▶ **WORK TASK**: Continue the passage on estimating true shrunken multiple correlations from where it stops.

Computation-Based Estimates of True Shrunken Multiple Correlations

Richard B. Darlington
Copyright © Richard B. Darlington. All rights reserved.

Virtually every commercial computer program for multiple regression includes the "Adjusted R2", whose square root estimates the population multiple correlation I'll denote RTP for "True Population coRrelation." Less well known is what I call the "shrunken" correlation and will denote here as RTS for "True Shrunken coRrelation." Both RTP and RTS are measured in the population, but the regression weights used in RTS are the weights found in one particular sample regression, while the weights used in RTP are the unknown true population weights. Thus RTP is always at least as high as RTS, because the true population weights are by definition the weights yielding the highest possible correlation in the population. Especially when the number of predictor variables P is large and the sample size N is small, RTS may fall far below RTP. For a given population and set of variables there is only one value of RTP, but there are infinitely many values of RTS, one for every sample drawn from the population. However, once you have drawn one particular sample and fitted a multiple regression in that sample, a unique but unknown value of RTS is defined by that regression. Estimation of RTS, not RTP, is what is needed in most practical prediction problems--problems in which you ask, "How good is this predictive composite that I've derived, when applied to the whole population?"

At least four authors--Browne (1975), Burket (1964), Claudy (1978), and Rozeboom (1978)--have published formulas for estimating RTS from an observed multiple correlation R, together with N and P, assuming multivariate normality. The formulas yield quite different estimates of RTS from the same values of R, N, and P. Here I offer still another way to estimate RTS, in which the user employs a large table posted at my Web site. Using the grid that appears later in this document, the user can download just the portion of the table for a particular combination of N and P. Unlike any of the previous formulas, the table also includes upper and lower 90% "confidence limits", derived in a manner to be explained shortly.

A notable difference between the new method and the four older methods concerns a plot of estimated RST against R for fixed values of N and P. The figure below shows such a plot for N = 50, P = 10. For the moment ignore the two confidence-limit lines labeled "Upper CL" and "Lower CL". The other 5 lines show estimates of true validity computed by the 5 methods, as a function of the observed R. The four older methods all drop abruptly to the horizontal axis, while the new method, labeled "Sample-based estimate", approaches the horizontal axis gradually. That seems more reasonable intuitively than hitting the horizontal axis so abruptly.

▶ **DATA SHOWN**:
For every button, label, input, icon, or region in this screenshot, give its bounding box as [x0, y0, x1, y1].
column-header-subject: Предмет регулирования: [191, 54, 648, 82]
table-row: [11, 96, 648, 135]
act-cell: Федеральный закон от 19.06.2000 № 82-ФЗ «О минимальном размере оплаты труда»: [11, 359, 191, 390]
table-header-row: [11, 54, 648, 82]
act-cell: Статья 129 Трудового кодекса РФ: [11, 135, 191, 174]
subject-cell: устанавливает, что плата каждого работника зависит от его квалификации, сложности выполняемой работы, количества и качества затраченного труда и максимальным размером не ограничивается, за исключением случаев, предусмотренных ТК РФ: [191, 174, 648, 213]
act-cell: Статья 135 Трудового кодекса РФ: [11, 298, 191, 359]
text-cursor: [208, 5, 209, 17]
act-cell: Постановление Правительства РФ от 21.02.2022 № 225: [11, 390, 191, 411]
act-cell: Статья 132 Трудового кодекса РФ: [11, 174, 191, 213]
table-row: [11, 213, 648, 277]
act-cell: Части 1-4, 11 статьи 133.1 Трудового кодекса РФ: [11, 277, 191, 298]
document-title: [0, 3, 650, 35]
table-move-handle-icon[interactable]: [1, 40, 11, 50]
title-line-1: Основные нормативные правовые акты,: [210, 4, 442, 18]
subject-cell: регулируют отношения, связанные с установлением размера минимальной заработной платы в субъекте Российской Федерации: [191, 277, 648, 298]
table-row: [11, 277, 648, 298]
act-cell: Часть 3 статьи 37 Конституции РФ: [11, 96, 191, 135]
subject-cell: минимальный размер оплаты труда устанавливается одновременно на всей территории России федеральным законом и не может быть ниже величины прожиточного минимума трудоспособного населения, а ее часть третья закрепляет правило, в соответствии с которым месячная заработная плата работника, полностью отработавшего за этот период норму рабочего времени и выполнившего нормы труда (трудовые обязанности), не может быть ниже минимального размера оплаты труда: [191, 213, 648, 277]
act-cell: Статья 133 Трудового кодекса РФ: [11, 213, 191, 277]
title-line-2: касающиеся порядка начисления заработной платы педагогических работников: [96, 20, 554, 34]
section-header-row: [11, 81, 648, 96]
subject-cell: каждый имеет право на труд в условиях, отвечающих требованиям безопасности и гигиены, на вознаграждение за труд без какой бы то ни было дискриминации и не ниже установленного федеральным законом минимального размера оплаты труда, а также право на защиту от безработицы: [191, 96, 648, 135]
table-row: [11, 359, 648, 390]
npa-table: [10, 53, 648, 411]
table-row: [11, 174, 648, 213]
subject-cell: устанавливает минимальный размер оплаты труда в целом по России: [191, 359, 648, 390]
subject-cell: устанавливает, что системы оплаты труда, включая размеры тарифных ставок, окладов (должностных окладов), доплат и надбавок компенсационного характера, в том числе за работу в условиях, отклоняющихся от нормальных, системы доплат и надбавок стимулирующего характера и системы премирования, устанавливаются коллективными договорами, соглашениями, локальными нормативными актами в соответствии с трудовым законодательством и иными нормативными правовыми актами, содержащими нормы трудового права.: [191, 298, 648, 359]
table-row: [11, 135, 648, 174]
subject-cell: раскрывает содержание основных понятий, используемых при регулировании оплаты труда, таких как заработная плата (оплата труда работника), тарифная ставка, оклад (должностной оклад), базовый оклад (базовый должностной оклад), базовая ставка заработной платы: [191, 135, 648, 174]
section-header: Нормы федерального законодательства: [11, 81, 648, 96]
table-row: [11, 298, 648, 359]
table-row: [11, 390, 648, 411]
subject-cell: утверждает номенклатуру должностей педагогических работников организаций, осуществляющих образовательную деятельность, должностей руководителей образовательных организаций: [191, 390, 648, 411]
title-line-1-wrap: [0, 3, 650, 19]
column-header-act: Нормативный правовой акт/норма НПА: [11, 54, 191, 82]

▶ **EXERCISE RESPONSE**:
In summary, the three major advantages of the new method are:

Below are two successive lines from the portion of the table for P = 10, N = 50. You can read there in the final column that the table's estimates of RST for P = 10, N = 50, R = .60 are based on RST values found in 4850 samples. In the other columns you read that the mean of those 4850 RST values was .324, the median was .329, the 10th percentile value was .123, and the 90th percentile value was .507. These are the values that serve as a kind of confidence limits on the estimate of RST.

 r     mean    median   10th    90th   # obs
0.58   0.295   0.297   0.101   0.479   4732
0.60   0.324   0.329   0.123   0.507   4850

The reason that different estimates are based on different numbers of samples is explained in later sections. The maximum number of samples for any one estimate is 5000, and most estimates of RST, like the ones shown here, are based on somewhere near that number.

As shown above, values appear in the table for increments of .02 in R. Thus the portion of the table for each N/P combination covers only about one page of normal type. There are altogether 360 portions of the table; you can select the portion you want to see by clicking on the X in any of the cells in the grid below.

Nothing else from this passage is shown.